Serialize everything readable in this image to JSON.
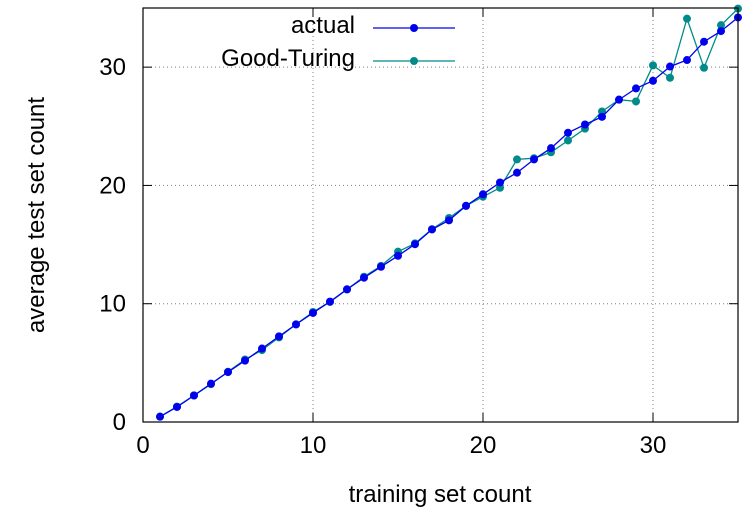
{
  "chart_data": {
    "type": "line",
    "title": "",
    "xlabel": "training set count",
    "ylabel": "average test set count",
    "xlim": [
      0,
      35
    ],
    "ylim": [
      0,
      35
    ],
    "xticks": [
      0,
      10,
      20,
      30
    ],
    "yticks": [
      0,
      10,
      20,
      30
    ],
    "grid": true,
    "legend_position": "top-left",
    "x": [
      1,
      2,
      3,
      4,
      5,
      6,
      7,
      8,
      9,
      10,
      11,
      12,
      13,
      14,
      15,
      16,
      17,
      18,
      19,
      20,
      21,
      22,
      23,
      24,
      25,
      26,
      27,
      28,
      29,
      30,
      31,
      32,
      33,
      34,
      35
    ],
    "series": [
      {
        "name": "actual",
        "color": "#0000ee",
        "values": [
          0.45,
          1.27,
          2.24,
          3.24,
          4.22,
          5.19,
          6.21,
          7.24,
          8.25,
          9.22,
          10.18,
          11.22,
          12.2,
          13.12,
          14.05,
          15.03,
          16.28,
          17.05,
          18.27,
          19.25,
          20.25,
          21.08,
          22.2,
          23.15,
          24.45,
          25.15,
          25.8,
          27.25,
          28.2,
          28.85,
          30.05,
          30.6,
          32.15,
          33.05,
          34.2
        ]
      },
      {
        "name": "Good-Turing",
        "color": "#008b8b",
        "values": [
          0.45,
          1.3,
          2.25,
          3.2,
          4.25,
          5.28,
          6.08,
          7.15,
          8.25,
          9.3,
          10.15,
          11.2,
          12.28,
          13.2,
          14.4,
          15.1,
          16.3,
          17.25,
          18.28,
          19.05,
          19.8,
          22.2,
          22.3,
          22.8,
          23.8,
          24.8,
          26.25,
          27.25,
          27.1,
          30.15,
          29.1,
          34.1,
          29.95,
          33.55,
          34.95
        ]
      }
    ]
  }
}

__INSTRUCTIONS FOR THE TASK__. Find the lines above that include the string "count" and copy them.

__SOLUTION FOR THIS PROBLEM__.
    "xlabel": "training set count",
    "ylabel": "average test set count",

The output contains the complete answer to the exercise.